(Records contained in a dataset)
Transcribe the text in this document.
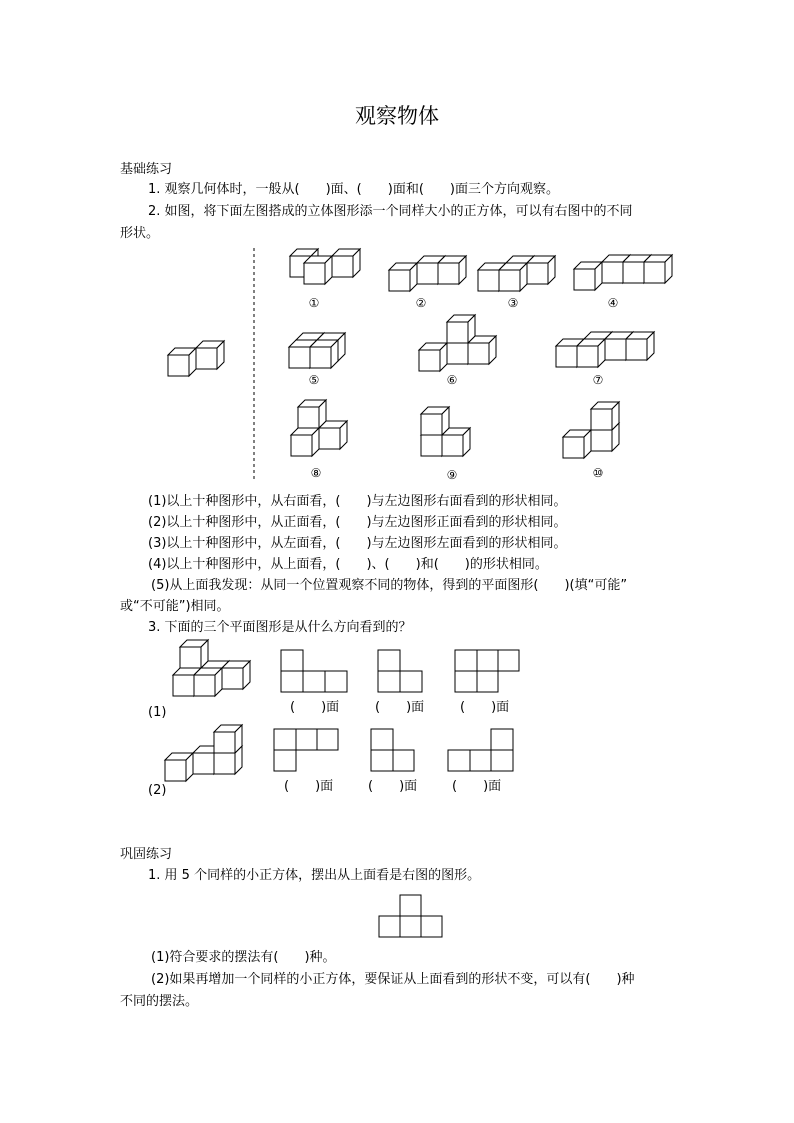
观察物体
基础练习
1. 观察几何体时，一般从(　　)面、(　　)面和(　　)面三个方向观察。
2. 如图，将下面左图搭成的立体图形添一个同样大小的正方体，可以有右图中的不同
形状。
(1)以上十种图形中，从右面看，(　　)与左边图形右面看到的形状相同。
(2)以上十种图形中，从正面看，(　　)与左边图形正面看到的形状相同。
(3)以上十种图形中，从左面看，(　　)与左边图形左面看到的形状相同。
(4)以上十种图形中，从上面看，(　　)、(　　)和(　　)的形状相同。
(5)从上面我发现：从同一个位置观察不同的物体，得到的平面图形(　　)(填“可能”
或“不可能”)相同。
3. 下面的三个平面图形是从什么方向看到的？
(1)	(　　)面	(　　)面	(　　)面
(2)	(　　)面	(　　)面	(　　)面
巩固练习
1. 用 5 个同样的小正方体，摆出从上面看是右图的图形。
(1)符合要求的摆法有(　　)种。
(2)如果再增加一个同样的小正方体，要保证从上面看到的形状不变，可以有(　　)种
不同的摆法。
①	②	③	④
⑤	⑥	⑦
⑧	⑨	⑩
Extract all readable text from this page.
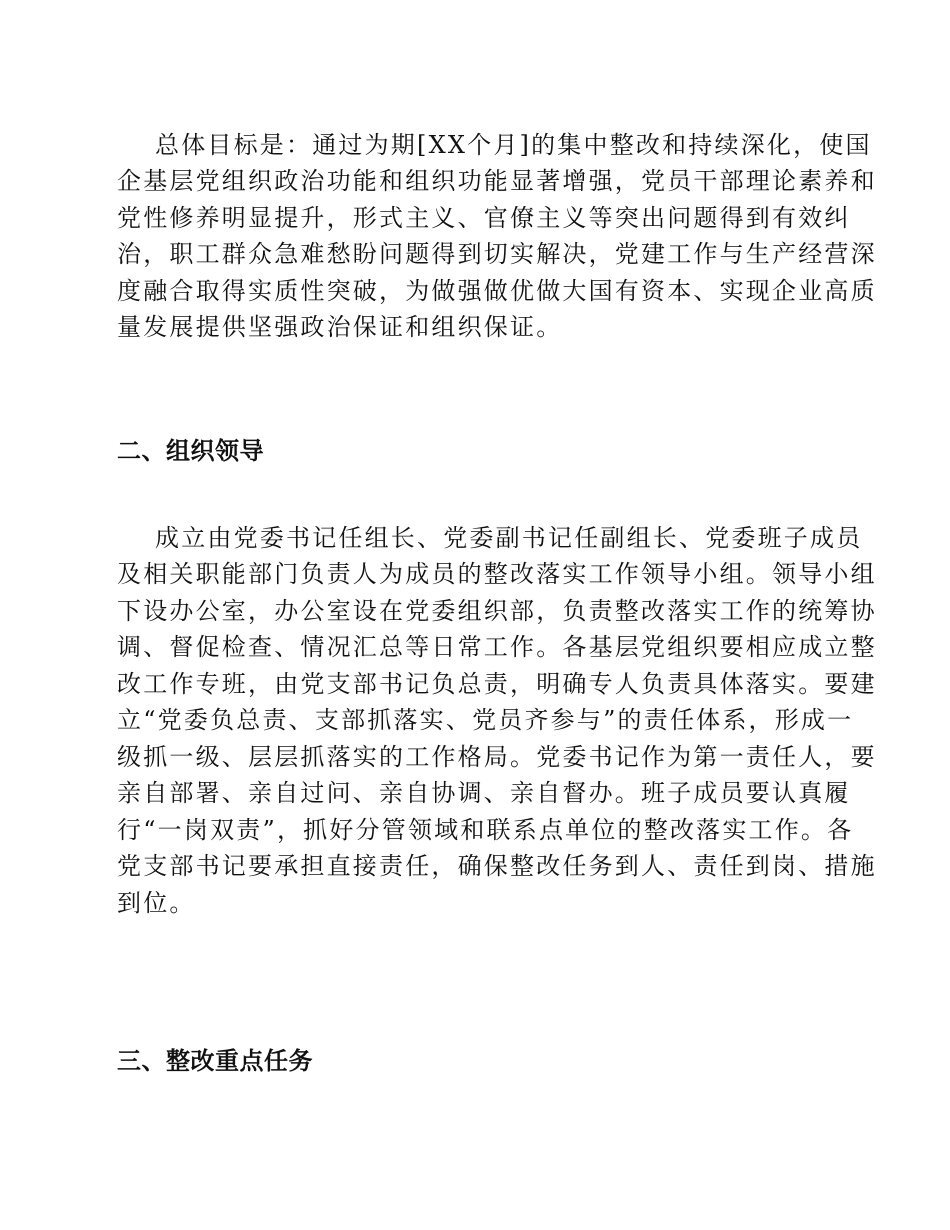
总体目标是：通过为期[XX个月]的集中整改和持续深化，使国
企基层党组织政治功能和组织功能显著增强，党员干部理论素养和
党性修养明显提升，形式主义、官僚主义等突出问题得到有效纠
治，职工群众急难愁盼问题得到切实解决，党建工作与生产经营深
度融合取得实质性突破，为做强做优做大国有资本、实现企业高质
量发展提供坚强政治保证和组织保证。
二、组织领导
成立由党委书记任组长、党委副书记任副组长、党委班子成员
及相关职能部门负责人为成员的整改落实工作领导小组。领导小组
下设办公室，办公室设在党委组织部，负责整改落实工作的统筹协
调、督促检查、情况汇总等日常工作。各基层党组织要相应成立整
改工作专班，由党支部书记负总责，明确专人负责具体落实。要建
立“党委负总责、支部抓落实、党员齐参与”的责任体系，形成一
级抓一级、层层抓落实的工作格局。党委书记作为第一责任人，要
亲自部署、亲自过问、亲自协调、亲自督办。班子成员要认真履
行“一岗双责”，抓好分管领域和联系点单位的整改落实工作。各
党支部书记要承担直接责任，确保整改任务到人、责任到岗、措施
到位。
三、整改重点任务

» **Task directions**: Set down the lines of the records above exactly, apart from the pictures.

» **Complete output**:
Transcribe the text in this document.
观察物体
基础练习
1. 观察几何体时，一般从(　　)面、(　　)面和(　　)面三个方向观察。
2. 如图，将下面左图搭成的立体图形添一个同样大小的正方体，可以有右图中的不同
形状。
(1)以上十种图形中，从右面看，(　　)与左边图形右面看到的形状相同。
(2)以上十种图形中，从正面看，(　　)与左边图形正面看到的形状相同。
(3)以上十种图形中，从左面看，(　　)与左边图形左面看到的形状相同。
(4)以上十种图形中，从上面看，(　　)、(　　)和(　　)的形状相同。
(5)从上面我发现：从同一个位置观察不同的物体，得到的平面图形(　　)(填“可能”
或“不可能”)相同。
3. 下面的三个平面图形是从什么方向看到的？
(1)	(　　)面	(　　)面	(　　)面
(2)	(　　)面	(　　)面	(　　)面
巩固练习
1. 用 5 个同样的小正方体，摆出从上面看是右图的图形。
(1)符合要求的摆法有(　　)种。
(2)如果再增加一个同样的小正方体，要保证从上面看到的形状不变，可以有(　　)种
不同的摆法。
①	②	③	④
⑤	⑥	⑦
⑧	⑨	⑩
Extract all readable text from this page.
总体目标是：通过为期[XX个月]的集中整改和持续深化，使国
企基层党组织政治功能和组织功能显著增强，党员干部理论素养和
党性修养明显提升，形式主义、官僚主义等突出问题得到有效纠
治，职工群众急难愁盼问题得到切实解决，党建工作与生产经营深
度融合取得实质性突破，为做强做优做大国有资本、实现企业高质
量发展提供坚强政治保证和组织保证。
二、组织领导
成立由党委书记任组长、党委副书记任副组长、党委班子成员
及相关职能部门负责人为成员的整改落实工作领导小组。领导小组
下设办公室，办公室设在党委组织部，负责整改落实工作的统筹协
调、督促检查、情况汇总等日常工作。各基层党组织要相应成立整
改工作专班，由党支部书记负总责，明确专人负责具体落实。要建
立“党委负总责、支部抓落实、党员齐参与”的责任体系，形成一
级抓一级、层层抓落实的工作格局。党委书记作为第一责任人，要
亲自部署、亲自过问、亲自协调、亲自督办。班子成员要认真履
行“一岗双责”，抓好分管领域和联系点单位的整改落实工作。各
党支部书记要承担直接责任，确保整改任务到人、责任到岗、措施
到位。
三、整改重点任务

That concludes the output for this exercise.